Aim: Scan the lines below for the string "Africa" and copy every one that has it.

Stored entries:
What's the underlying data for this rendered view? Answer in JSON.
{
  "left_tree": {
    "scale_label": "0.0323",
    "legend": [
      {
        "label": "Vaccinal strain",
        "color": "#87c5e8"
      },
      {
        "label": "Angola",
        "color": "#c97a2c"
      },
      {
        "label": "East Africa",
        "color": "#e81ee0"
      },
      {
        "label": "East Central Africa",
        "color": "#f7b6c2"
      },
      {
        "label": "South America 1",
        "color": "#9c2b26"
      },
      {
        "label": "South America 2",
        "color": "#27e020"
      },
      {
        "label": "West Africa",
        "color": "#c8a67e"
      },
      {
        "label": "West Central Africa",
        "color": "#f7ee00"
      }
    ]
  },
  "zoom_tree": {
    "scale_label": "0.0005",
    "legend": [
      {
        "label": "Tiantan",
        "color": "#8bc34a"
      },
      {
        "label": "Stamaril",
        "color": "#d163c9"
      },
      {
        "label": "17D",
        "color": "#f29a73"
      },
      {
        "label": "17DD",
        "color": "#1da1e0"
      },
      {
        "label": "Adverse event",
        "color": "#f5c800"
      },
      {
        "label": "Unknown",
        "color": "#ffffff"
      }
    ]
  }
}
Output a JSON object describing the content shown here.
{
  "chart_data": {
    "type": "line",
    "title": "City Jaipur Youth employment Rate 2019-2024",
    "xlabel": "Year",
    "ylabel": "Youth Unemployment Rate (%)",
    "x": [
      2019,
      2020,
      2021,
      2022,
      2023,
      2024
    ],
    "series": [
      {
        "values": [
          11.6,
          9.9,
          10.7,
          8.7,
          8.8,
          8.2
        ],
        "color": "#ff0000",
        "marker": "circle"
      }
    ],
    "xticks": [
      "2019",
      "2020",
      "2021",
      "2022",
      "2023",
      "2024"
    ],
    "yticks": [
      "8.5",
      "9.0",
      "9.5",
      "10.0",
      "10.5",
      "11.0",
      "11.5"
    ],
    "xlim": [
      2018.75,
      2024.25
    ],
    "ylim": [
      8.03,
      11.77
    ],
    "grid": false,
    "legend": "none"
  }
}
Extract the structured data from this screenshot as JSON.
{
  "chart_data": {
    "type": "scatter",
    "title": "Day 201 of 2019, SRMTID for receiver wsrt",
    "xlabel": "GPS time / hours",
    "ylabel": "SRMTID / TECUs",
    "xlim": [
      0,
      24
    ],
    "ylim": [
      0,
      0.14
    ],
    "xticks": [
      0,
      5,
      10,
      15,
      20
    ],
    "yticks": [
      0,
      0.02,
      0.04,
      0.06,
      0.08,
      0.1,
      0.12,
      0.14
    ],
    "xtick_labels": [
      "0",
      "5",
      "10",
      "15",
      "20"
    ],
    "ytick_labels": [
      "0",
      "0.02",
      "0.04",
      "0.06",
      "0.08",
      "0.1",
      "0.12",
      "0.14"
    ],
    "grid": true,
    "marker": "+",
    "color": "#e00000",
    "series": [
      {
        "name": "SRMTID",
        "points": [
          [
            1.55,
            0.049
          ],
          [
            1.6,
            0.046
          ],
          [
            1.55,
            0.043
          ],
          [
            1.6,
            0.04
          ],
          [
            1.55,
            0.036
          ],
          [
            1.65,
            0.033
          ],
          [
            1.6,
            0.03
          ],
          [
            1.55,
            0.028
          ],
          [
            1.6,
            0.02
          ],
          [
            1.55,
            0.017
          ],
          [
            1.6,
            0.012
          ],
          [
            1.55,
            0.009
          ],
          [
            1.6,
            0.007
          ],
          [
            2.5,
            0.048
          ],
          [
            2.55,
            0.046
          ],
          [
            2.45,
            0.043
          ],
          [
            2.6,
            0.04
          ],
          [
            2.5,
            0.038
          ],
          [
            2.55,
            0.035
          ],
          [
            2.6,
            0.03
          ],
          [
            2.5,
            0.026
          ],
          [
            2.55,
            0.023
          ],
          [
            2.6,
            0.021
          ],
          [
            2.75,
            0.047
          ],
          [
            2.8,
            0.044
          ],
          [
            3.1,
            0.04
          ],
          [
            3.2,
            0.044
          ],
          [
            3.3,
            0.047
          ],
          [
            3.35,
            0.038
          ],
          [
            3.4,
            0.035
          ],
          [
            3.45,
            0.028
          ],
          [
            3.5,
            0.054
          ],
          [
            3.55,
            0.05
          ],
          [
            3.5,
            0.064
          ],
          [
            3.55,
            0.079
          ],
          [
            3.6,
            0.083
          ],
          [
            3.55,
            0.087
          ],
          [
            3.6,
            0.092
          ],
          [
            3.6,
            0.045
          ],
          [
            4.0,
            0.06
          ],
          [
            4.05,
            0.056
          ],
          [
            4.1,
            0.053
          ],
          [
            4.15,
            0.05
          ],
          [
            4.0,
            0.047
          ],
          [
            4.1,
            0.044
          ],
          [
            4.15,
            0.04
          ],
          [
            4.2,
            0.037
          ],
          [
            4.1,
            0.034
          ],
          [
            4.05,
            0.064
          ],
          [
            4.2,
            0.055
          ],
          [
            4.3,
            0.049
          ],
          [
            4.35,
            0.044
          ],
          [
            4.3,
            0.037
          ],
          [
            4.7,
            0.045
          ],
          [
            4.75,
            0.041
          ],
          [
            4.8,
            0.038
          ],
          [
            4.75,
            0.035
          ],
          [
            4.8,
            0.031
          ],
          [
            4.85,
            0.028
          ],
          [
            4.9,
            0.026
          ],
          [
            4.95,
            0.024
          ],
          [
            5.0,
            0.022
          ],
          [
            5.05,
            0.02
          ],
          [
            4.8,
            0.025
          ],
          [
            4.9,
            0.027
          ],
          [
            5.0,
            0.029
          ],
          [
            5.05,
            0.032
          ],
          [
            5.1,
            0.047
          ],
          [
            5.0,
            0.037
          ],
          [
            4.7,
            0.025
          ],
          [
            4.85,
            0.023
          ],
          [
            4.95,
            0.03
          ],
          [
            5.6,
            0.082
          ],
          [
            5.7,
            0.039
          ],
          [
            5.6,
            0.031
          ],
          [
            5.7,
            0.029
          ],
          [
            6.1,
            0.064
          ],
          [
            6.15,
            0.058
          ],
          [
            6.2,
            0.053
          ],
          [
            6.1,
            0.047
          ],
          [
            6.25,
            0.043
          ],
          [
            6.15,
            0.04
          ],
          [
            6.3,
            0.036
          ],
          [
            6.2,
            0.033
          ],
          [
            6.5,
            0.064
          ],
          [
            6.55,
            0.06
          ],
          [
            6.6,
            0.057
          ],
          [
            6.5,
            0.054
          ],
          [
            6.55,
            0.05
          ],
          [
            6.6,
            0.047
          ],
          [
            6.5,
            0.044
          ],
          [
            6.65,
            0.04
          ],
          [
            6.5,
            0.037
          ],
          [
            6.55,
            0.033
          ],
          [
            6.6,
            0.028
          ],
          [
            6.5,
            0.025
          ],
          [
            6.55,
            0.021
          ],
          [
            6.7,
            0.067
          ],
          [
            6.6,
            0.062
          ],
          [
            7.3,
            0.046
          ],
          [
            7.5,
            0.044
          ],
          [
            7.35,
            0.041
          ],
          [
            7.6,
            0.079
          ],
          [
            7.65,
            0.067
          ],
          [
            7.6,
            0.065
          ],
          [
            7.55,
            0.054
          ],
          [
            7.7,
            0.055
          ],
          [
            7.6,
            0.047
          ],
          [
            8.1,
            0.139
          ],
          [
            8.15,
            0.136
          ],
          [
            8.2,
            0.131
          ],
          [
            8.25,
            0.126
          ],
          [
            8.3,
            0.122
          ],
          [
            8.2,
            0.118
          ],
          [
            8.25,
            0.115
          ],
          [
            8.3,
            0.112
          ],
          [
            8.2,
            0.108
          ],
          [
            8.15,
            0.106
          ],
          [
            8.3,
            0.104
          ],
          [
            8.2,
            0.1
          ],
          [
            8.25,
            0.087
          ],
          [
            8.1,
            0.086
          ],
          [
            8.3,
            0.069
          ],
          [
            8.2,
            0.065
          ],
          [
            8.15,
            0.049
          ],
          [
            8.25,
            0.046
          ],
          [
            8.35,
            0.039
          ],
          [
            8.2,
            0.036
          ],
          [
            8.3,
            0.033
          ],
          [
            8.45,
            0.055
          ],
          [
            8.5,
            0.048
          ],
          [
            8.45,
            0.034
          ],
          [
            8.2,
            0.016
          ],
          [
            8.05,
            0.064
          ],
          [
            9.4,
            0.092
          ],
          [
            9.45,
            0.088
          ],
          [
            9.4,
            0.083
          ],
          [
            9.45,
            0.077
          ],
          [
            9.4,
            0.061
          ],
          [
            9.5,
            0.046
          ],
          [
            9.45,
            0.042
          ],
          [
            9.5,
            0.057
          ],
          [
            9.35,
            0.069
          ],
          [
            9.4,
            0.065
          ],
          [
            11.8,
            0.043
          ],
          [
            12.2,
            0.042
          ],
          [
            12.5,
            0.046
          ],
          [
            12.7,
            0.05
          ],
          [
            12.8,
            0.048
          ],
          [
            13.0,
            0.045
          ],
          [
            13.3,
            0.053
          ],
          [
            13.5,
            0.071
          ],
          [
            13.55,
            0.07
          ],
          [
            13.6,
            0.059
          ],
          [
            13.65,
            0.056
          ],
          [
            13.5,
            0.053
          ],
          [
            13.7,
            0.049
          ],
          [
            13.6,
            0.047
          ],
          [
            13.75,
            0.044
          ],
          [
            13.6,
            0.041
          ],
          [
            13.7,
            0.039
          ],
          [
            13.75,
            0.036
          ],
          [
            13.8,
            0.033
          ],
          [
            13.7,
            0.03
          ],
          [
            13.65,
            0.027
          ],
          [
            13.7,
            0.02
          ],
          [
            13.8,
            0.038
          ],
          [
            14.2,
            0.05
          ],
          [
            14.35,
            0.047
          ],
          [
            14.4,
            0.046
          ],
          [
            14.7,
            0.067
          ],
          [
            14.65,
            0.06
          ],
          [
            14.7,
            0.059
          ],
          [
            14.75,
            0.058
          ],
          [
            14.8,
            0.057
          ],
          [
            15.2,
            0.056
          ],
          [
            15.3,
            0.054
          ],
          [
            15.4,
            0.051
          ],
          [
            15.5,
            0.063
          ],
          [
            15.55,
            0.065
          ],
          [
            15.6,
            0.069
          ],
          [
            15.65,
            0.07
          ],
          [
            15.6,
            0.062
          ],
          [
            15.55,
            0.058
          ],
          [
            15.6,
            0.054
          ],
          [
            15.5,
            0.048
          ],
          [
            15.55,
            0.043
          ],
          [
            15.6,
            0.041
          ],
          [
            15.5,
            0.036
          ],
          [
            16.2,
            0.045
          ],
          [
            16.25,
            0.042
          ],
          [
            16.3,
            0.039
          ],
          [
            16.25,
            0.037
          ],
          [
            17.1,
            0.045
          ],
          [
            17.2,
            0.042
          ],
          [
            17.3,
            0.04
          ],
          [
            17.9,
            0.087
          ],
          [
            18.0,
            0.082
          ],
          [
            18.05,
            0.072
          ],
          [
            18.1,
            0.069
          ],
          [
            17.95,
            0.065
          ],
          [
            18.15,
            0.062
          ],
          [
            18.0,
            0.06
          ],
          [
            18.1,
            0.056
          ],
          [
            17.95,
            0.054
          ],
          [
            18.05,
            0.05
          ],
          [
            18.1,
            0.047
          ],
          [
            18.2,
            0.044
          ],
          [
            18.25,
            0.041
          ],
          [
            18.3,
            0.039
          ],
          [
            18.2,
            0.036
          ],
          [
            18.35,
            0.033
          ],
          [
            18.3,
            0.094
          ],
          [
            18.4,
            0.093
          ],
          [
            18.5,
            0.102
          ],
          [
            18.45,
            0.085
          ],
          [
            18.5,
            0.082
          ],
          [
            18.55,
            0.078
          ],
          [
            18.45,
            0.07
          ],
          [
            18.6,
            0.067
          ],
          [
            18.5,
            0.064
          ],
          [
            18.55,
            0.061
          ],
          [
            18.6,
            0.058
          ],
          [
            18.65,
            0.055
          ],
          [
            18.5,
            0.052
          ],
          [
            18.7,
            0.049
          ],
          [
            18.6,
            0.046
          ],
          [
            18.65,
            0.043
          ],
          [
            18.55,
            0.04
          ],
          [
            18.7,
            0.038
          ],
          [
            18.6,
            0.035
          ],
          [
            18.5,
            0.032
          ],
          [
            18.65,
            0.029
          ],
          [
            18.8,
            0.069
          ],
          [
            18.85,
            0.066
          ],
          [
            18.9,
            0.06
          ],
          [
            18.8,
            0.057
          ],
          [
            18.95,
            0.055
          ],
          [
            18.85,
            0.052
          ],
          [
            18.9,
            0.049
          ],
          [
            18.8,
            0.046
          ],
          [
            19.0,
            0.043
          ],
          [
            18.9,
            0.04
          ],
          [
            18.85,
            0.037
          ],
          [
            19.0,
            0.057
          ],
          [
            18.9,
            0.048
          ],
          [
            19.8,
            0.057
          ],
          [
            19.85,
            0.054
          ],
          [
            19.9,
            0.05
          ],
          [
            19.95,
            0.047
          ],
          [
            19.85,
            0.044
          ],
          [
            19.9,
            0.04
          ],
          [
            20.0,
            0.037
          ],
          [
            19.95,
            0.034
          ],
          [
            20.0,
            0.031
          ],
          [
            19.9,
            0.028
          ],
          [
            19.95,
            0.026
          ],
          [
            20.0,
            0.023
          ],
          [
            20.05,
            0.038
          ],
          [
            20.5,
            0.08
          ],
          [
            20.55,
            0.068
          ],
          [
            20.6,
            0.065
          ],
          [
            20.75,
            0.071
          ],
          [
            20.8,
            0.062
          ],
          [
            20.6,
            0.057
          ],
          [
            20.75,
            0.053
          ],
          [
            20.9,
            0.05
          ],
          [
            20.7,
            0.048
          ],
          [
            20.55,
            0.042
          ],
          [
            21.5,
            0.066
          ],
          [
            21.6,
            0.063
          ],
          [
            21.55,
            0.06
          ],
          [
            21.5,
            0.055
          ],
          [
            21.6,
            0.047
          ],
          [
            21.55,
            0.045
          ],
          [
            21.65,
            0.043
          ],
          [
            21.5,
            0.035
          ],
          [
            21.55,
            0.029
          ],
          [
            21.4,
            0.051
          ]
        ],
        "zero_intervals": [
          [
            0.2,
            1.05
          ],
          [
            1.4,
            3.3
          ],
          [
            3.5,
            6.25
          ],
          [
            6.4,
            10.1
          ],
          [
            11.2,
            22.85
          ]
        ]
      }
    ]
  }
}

Final answer:
        "label": "East Africa",
        "label": "East Central Africa",
        "label": "West Africa",
        "label": "West Central Africa",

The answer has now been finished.